(Collected data)
-*-*-

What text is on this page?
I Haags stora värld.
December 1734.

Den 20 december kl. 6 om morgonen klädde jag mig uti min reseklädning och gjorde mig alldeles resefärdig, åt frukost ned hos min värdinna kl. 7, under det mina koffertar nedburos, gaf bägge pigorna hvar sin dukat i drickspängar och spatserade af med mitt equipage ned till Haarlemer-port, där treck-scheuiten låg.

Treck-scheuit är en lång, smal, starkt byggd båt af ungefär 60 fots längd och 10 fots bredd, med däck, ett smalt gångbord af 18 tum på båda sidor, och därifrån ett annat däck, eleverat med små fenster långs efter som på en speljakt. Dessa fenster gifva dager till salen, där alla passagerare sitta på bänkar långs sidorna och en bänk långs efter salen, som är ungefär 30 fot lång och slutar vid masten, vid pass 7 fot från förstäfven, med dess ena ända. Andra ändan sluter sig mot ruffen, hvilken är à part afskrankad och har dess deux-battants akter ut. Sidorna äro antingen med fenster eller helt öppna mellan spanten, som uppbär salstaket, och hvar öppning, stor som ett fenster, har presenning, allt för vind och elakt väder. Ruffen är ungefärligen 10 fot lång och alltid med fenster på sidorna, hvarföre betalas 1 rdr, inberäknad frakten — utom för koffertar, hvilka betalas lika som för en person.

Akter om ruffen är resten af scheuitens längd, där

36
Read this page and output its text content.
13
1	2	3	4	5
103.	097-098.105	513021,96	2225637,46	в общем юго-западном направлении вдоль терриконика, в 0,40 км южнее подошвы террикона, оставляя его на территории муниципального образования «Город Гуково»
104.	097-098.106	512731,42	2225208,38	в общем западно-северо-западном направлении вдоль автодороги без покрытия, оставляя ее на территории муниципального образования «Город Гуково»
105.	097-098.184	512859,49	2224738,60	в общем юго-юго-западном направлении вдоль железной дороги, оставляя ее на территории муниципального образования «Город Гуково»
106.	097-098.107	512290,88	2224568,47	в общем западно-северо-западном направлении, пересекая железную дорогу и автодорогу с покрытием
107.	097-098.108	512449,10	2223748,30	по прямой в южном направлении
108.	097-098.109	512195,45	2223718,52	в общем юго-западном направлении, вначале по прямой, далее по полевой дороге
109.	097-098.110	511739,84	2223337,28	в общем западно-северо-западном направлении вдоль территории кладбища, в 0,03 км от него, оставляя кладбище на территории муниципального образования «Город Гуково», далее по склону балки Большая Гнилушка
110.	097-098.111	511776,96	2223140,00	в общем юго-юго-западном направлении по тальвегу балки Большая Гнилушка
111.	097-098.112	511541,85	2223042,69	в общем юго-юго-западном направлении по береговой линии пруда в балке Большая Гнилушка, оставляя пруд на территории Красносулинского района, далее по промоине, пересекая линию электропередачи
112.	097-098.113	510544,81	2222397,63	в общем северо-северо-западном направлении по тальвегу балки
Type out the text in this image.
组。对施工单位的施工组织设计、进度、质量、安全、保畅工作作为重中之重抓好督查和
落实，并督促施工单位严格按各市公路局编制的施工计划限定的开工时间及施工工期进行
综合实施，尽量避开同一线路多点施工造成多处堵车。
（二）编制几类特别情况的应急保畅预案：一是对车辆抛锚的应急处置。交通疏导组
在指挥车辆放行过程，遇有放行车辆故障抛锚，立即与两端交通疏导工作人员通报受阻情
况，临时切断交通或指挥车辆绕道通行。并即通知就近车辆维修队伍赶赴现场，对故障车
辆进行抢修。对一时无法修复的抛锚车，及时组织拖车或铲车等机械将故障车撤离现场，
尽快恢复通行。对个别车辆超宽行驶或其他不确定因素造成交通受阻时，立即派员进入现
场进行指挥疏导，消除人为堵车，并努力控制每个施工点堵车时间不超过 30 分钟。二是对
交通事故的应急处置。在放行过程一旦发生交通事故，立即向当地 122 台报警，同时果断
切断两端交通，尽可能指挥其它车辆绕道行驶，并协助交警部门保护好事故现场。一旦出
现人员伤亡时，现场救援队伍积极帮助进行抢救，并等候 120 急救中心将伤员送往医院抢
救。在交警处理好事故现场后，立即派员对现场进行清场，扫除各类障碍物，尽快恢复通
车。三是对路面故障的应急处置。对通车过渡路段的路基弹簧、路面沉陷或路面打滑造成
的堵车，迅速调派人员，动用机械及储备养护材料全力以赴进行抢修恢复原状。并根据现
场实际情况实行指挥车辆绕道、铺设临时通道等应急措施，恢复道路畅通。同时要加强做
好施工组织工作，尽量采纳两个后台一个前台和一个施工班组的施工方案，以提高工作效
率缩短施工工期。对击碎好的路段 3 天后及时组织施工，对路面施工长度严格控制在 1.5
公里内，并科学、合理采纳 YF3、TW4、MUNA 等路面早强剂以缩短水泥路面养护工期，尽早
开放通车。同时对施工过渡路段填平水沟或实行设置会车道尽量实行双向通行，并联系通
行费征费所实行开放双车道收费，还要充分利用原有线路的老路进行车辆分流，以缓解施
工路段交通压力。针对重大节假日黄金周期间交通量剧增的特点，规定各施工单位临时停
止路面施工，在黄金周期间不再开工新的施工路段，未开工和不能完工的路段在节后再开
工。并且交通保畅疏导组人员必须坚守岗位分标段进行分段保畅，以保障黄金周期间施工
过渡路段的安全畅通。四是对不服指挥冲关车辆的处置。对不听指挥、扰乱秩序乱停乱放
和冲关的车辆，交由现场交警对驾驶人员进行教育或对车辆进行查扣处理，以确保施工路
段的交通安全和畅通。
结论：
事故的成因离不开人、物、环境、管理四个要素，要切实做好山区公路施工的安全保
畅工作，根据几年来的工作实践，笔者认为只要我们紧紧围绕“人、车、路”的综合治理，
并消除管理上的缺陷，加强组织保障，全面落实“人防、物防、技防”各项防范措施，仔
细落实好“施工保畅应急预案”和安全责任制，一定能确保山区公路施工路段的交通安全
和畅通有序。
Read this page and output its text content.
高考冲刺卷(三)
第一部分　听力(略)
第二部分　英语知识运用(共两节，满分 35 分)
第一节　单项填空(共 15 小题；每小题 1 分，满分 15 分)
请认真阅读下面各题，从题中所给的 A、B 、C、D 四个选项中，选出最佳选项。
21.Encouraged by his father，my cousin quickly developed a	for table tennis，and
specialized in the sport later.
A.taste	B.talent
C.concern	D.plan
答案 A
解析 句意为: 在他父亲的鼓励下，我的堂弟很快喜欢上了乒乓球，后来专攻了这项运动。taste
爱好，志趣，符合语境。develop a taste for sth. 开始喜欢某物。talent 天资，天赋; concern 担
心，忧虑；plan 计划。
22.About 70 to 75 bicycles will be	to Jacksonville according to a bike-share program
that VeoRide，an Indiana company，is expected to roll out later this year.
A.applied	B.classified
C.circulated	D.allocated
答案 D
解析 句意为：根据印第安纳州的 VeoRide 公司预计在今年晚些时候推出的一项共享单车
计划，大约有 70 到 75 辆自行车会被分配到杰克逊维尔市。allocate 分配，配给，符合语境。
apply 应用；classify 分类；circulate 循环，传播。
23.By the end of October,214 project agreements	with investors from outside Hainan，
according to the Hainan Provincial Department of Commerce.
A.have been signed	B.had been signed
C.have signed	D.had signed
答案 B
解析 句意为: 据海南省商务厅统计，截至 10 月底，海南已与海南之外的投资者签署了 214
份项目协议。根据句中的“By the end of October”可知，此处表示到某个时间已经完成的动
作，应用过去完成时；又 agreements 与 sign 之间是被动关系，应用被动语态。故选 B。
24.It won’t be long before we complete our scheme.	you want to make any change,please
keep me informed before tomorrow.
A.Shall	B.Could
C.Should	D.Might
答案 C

-*-*-

:: What is expected ::
Work out how many lines of the listing above include the word "Гнилушка". Report only the number.

:: Answer to the exercise ::
3